Read the lines that follow and tally those with the word "مجنون"; give the number and nothing else.

**Task inputs**
= = = =

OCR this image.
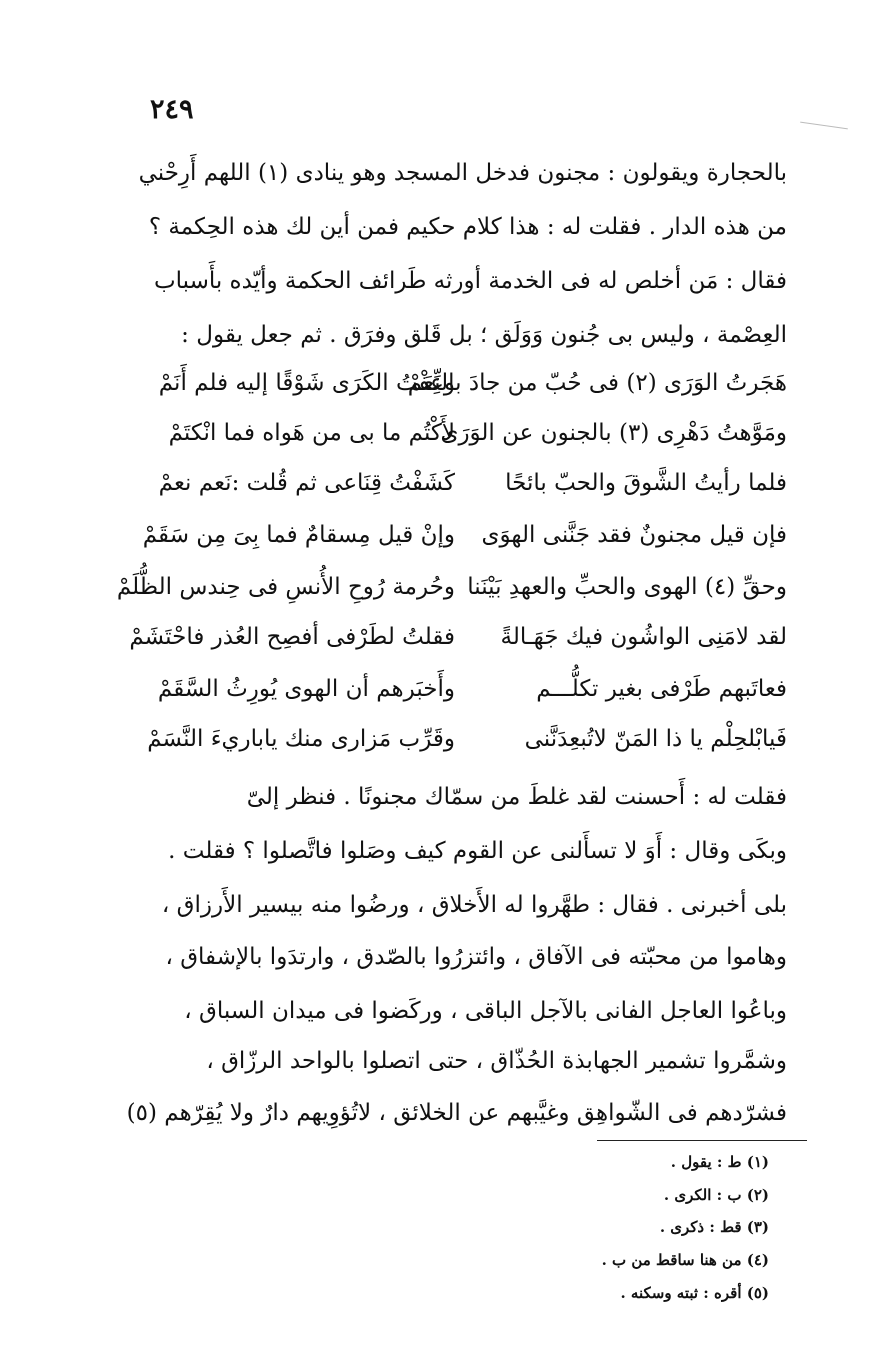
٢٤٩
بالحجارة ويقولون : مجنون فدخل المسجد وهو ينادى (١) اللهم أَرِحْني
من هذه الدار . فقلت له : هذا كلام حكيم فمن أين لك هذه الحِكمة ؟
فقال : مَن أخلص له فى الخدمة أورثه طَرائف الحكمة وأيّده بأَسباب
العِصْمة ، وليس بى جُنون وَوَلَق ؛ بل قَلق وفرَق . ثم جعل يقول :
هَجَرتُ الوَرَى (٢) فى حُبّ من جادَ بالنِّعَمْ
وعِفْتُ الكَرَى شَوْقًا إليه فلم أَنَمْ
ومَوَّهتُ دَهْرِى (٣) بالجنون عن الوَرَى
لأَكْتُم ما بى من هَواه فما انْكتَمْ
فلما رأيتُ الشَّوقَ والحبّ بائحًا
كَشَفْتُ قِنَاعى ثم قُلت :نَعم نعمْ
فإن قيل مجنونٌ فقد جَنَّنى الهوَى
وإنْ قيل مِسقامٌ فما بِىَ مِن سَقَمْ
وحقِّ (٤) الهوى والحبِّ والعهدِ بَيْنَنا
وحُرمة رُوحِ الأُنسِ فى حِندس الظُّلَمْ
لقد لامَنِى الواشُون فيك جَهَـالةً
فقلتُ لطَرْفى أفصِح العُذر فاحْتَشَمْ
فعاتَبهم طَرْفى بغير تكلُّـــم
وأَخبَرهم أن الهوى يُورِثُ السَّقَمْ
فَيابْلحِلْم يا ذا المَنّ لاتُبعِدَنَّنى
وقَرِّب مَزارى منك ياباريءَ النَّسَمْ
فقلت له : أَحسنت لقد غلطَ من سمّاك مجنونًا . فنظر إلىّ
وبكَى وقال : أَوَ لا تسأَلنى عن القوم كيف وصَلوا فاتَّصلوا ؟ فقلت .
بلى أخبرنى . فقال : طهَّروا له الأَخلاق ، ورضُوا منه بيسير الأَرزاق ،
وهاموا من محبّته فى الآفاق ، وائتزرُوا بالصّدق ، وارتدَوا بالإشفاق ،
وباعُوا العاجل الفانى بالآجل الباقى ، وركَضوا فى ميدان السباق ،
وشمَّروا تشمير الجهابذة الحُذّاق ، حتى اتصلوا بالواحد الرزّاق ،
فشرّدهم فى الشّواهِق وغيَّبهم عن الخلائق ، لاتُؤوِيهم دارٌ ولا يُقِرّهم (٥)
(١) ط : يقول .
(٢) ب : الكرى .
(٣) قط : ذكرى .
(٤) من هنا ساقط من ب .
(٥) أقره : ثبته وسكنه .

= = = =

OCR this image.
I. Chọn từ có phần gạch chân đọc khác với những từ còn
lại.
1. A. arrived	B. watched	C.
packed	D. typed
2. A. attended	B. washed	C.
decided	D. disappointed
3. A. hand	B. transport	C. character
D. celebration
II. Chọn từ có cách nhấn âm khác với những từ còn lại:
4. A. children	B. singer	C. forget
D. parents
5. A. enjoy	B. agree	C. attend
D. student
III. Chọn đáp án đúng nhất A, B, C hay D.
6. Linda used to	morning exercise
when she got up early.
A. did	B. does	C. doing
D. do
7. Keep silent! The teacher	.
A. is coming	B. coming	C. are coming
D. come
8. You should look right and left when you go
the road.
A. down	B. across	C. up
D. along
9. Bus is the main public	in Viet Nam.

= = = =

**Finished exercise**
3